* **DIRECTIONS**:
Copy out all of the material exactly.

--- begin TASK DATA ---

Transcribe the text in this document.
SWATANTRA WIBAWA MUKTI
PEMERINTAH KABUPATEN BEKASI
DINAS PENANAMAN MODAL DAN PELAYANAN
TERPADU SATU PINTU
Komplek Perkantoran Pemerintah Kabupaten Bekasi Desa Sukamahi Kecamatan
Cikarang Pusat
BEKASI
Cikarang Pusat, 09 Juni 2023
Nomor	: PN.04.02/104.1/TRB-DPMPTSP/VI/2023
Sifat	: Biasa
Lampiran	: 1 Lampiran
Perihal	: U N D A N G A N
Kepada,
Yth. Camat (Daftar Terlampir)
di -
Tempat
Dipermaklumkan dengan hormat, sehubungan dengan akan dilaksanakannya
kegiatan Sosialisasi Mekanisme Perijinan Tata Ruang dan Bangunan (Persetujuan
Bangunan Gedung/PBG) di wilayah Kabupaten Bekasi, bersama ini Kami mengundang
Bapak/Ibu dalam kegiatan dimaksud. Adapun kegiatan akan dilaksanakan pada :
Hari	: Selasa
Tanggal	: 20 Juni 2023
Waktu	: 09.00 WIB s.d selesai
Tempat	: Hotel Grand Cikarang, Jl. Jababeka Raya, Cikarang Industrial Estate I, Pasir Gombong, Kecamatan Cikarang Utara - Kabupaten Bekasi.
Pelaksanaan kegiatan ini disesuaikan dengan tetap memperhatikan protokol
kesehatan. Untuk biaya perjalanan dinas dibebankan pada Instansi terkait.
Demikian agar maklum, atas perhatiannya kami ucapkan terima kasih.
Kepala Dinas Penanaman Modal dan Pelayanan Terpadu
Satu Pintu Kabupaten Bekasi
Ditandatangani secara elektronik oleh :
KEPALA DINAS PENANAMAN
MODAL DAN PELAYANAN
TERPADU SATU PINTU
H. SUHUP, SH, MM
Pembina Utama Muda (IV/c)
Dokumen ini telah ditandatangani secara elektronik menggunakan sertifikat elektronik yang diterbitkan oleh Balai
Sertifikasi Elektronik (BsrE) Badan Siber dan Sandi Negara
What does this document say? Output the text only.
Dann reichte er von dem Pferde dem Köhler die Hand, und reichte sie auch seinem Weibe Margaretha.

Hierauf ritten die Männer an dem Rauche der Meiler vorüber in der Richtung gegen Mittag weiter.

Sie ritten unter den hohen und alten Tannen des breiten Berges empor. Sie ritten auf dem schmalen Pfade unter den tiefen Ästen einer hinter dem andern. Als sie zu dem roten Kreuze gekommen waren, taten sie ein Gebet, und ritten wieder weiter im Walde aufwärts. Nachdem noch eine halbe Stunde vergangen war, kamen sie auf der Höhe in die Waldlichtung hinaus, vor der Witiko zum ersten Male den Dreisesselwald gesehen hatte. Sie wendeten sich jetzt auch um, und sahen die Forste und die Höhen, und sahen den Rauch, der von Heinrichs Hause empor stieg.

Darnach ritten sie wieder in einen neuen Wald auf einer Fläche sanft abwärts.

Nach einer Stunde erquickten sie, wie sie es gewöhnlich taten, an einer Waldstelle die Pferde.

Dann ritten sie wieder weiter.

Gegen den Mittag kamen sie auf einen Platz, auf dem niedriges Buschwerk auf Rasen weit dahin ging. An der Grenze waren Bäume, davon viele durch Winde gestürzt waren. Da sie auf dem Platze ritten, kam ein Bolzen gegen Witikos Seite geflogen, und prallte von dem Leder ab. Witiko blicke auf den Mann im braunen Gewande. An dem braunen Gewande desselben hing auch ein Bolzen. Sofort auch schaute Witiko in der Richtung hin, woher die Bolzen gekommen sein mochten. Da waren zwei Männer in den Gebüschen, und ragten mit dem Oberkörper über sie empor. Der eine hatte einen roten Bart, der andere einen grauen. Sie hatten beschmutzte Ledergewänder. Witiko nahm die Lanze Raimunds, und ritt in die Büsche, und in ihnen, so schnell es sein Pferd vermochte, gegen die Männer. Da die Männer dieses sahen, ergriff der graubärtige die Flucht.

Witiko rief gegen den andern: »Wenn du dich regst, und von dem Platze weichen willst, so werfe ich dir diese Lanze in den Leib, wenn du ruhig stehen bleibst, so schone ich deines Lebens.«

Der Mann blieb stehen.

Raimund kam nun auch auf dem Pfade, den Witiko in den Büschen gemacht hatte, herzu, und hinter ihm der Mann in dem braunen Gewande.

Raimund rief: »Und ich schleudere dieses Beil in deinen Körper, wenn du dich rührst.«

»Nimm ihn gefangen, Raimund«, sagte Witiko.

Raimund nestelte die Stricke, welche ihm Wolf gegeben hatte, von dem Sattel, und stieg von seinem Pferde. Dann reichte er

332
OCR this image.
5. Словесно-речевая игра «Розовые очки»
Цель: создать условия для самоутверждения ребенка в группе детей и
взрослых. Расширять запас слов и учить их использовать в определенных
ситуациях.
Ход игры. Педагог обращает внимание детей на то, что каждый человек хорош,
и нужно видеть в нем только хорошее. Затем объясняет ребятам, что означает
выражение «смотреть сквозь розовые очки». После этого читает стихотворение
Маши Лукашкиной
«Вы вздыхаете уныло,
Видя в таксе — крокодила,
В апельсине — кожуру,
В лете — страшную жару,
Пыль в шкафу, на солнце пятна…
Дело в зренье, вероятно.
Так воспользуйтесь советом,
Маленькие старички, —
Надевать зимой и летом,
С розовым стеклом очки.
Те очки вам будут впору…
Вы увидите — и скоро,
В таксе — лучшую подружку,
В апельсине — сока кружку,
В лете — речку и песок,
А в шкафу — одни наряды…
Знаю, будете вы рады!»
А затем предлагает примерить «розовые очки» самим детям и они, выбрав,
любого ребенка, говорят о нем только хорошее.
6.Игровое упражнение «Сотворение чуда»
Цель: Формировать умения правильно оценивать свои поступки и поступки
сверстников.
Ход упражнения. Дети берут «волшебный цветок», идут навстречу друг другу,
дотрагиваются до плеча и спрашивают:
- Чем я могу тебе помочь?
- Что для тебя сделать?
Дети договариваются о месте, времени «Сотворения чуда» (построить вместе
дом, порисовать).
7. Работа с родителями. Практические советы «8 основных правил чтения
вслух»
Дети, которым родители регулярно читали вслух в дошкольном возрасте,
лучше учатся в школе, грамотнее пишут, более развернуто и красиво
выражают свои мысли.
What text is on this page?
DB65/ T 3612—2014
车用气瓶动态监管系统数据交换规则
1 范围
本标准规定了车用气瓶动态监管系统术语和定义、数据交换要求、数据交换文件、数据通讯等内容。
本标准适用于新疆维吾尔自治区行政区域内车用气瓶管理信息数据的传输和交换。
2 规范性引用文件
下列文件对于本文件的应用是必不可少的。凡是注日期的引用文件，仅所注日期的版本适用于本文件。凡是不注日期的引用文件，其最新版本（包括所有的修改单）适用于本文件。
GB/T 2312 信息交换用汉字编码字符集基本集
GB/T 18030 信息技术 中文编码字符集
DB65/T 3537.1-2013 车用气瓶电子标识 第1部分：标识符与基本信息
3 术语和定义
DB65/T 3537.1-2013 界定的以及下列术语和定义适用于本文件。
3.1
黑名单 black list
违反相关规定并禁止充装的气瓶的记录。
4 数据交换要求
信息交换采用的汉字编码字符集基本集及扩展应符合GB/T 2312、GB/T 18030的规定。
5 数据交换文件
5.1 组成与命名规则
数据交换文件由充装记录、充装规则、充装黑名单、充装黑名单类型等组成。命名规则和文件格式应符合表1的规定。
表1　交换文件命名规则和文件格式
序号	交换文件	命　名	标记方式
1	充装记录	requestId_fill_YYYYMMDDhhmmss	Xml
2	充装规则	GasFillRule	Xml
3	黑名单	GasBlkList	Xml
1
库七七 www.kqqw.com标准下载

--- end TASK DATA ---

* **ANSWER FOR THIS EXERCISE**:
Transcribe the text in this document.
SWATANTRA WIBAWA MUKTI
PEMERINTAH KABUPATEN BEKASI
DINAS PENANAMAN MODAL DAN PELAYANAN
TERPADU SATU PINTU
Komplek Perkantoran Pemerintah Kabupaten Bekasi Desa Sukamahi Kecamatan
Cikarang Pusat
BEKASI
Cikarang Pusat, 09 Juni 2023
Nomor	: PN.04.02/104.1/TRB-DPMPTSP/VI/2023
Sifat	: Biasa
Lampiran	: 1 Lampiran
Perihal	: U N D A N G A N
Kepada,
Yth. Camat (Daftar Terlampir)
di -
Tempat
Dipermaklumkan dengan hormat, sehubungan dengan akan dilaksanakannya
kegiatan Sosialisasi Mekanisme Perijinan Tata Ruang dan Bangunan (Persetujuan
Bangunan Gedung/PBG) di wilayah Kabupaten Bekasi, bersama ini Kami mengundang
Bapak/Ibu dalam kegiatan dimaksud. Adapun kegiatan akan dilaksanakan pada :
Hari	: Selasa
Tanggal	: 20 Juni 2023
Waktu	: 09.00 WIB s.d selesai
Tempat	: Hotel Grand Cikarang, Jl. Jababeka Raya, Cikarang Industrial Estate I, Pasir Gombong, Kecamatan Cikarang Utara - Kabupaten Bekasi.
Pelaksanaan kegiatan ini disesuaikan dengan tetap memperhatikan protokol
kesehatan. Untuk biaya perjalanan dinas dibebankan pada Instansi terkait.
Demikian agar maklum, atas perhatiannya kami ucapkan terima kasih.
Kepala Dinas Penanaman Modal dan Pelayanan Terpadu
Satu Pintu Kabupaten Bekasi
Ditandatangani secara elektronik oleh :
KEPALA DINAS PENANAMAN
MODAL DAN PELAYANAN
TERPADU SATU PINTU
H. SUHUP, SH, MM
Pembina Utama Muda (IV/c)
Dokumen ini telah ditandatangani secara elektronik menggunakan sertifikat elektronik yang diterbitkan oleh Balai
Sertifikasi Elektronik (BsrE) Badan Siber dan Sandi Negara
What does this document say? Output the text only.
Dann reichte er von dem Pferde dem Köhler die Hand, und reichte sie auch seinem Weibe Margaretha.

Hierauf ritten die Männer an dem Rauche der Meiler vorüber in der Richtung gegen Mittag weiter.

Sie ritten unter den hohen und alten Tannen des breiten Berges empor. Sie ritten auf dem schmalen Pfade unter den tiefen Ästen einer hinter dem andern. Als sie zu dem roten Kreuze gekommen waren, taten sie ein Gebet, und ritten wieder weiter im Walde aufwärts. Nachdem noch eine halbe Stunde vergangen war, kamen sie auf der Höhe in die Waldlichtung hinaus, vor der Witiko zum ersten Male den Dreisesselwald gesehen hatte. Sie wendeten sich jetzt auch um, und sahen die Forste und die Höhen, und sahen den Rauch, der von Heinrichs Hause empor stieg.

Darnach ritten sie wieder in einen neuen Wald auf einer Fläche sanft abwärts.

Nach einer Stunde erquickten sie, wie sie es gewöhnlich taten, an einer Waldstelle die Pferde.

Dann ritten sie wieder weiter.

Gegen den Mittag kamen sie auf einen Platz, auf dem niedriges Buschwerk auf Rasen weit dahin ging. An der Grenze waren Bäume, davon viele durch Winde gestürzt waren. Da sie auf dem Platze ritten, kam ein Bolzen gegen Witikos Seite geflogen, und prallte von dem Leder ab. Witiko blicke auf den Mann im braunen Gewande. An dem braunen Gewande desselben hing auch ein Bolzen. Sofort auch schaute Witiko in der Richtung hin, woher die Bolzen gekommen sein mochten. Da waren zwei Männer in den Gebüschen, und ragten mit dem Oberkörper über sie empor. Der eine hatte einen roten Bart, der andere einen grauen. Sie hatten beschmutzte Ledergewänder. Witiko nahm die Lanze Raimunds, und ritt in die Büsche, und in ihnen, so schnell es sein Pferd vermochte, gegen die Männer. Da die Männer dieses sahen, ergriff der graubärtige die Flucht.

Witiko rief gegen den andern: »Wenn du dich regst, und von dem Platze weichen willst, so werfe ich dir diese Lanze in den Leib, wenn du ruhig stehen bleibst, so schone ich deines Lebens.«

Der Mann blieb stehen.

Raimund kam nun auch auf dem Pfade, den Witiko in den Büschen gemacht hatte, herzu, und hinter ihm der Mann in dem braunen Gewande.

Raimund rief: »Und ich schleudere dieses Beil in deinen Körper, wenn du dich rührst.«

»Nimm ihn gefangen, Raimund«, sagte Witiko.

Raimund nestelte die Stricke, welche ihm Wolf gegeben hatte, von dem Sattel, und stieg von seinem Pferde. Dann reichte er

332
OCR this image.
5. Словесно-речевая игра «Розовые очки»
Цель: создать условия для самоутверждения ребенка в группе детей и
взрослых. Расширять запас слов и учить их использовать в определенных
ситуациях.
Ход игры. Педагог обращает внимание детей на то, что каждый человек хорош,
и нужно видеть в нем только хорошее. Затем объясняет ребятам, что означает
выражение «смотреть сквозь розовые очки». После этого читает стихотворение
Маши Лукашкиной
«Вы вздыхаете уныло,
Видя в таксе — крокодила,
В апельсине — кожуру,
В лете — страшную жару,
Пыль в шкафу, на солнце пятна…
Дело в зренье, вероятно.
Так воспользуйтесь советом,
Маленькие старички, —
Надевать зимой и летом,
С розовым стеклом очки.
Те очки вам будут впору…
Вы увидите — и скоро,
В таксе — лучшую подружку,
В апельсине — сока кружку,
В лете — речку и песок,
А в шкафу — одни наряды…
Знаю, будете вы рады!»
А затем предлагает примерить «розовые очки» самим детям и они, выбрав,
любого ребенка, говорят о нем только хорошее.
6.Игровое упражнение «Сотворение чуда»
Цель: Формировать умения правильно оценивать свои поступки и поступки
сверстников.
Ход упражнения. Дети берут «волшебный цветок», идут навстречу друг другу,
дотрагиваются до плеча и спрашивают:
- Чем я могу тебе помочь?
- Что для тебя сделать?
Дети договариваются о месте, времени «Сотворения чуда» (построить вместе
дом, порисовать).
7. Работа с родителями. Практические советы «8 основных правил чтения
вслух»
Дети, которым родители регулярно читали вслух в дошкольном возрасте,
лучше учатся в школе, грамотнее пишут, более развернуто и красиво
выражают свои мысли.
What text is on this page?
DB65/ T 3612—2014
车用气瓶动态监管系统数据交换规则
1 范围
本标准规定了车用气瓶动态监管系统术语和定义、数据交换要求、数据交换文件、数据通讯等内容。
本标准适用于新疆维吾尔自治区行政区域内车用气瓶管理信息数据的传输和交换。
2 规范性引用文件
下列文件对于本文件的应用是必不可少的。凡是注日期的引用文件，仅所注日期的版本适用于本文件。凡是不注日期的引用文件，其最新版本（包括所有的修改单）适用于本文件。
GB/T 2312 信息交换用汉字编码字符集基本集
GB/T 18030 信息技术 中文编码字符集
DB65/T 3537.1-2013 车用气瓶电子标识 第1部分：标识符与基本信息
3 术语和定义
DB65/T 3537.1-2013 界定的以及下列术语和定义适用于本文件。
3.1
黑名单 black list
违反相关规定并禁止充装的气瓶的记录。
4 数据交换要求
信息交换采用的汉字编码字符集基本集及扩展应符合GB/T 2312、GB/T 18030的规定。
5 数据交换文件
5.1 组成与命名规则
数据交换文件由充装记录、充装规则、充装黑名单、充装黑名单类型等组成。命名规则和文件格式应符合表1的规定。
表1　交换文件命名规则和文件格式
序号	交换文件	命　名	标记方式
1	充装记录	requestId_fill_YYYYMMDDhhmmss	Xml
2	充装规则	GasFillRule	Xml
3	黑名单	GasBlkList	Xml
1
库七七 www.kqqw.com标准下载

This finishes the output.